_DO THIS_.
Reproduce every record exactly as it appears, but not the pictures.

_MATERIAL FOR THIS EXERCISE_.
--- Start ---

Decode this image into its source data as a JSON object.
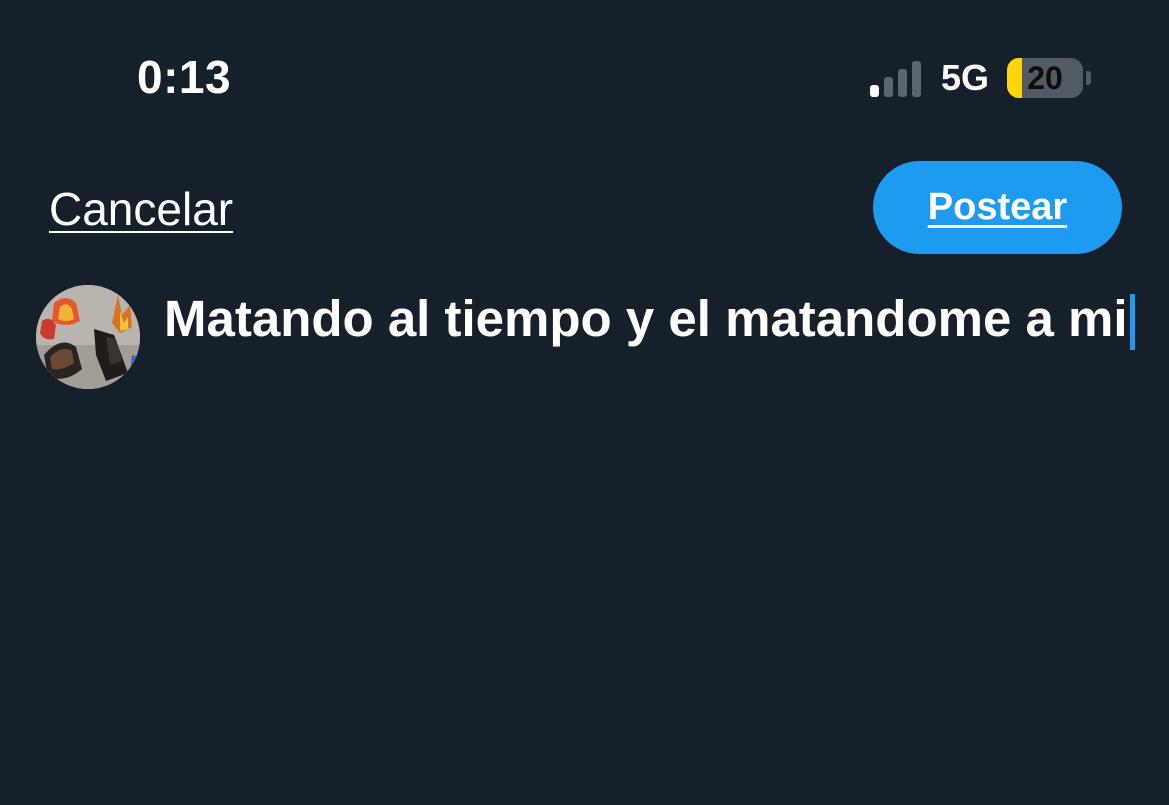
{
  "status_bar": {
    "time": "0:13",
    "network": "5G",
    "battery_level": "20",
    "battery_fraction": 0.2,
    "signal_bars_active": 1,
    "signal_bars_total": 4
  },
  "composer": {
    "cancel_label": "Cancelar",
    "post_label": "Postear",
    "text": "Matando al tiempo y el matandome a mi"
  },
  "colors": {
    "background": "#16202b",
    "accent": "#1d9bf0",
    "battery_low": "#ffd60a"
  },
  "icons": {
    "signal": "cellular-signal-icon",
    "battery": "battery-icon",
    "avatar": "user-avatar"
  }
}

--- End ---

_TASK RESULT_.
Decode this image into its source data as a JSON object.
{
  "status_bar": {
    "time": "0:13",
    "network": "5G",
    "battery_level": "20",
    "battery_fraction": 0.2,
    "signal_bars_active": 1,
    "signal_bars_total": 4
  },
  "composer": {
    "cancel_label": "Cancelar",
    "post_label": "Postear",
    "text": "Matando al tiempo y el matandome a mi"
  },
  "colors": {
    "background": "#16202b",
    "accent": "#1d9bf0",
    "battery_low": "#ffd60a"
  },
  "icons": {
    "signal": "cellular-signal-icon",
    "battery": "battery-icon",
    "avatar": "user-avatar"
  }
}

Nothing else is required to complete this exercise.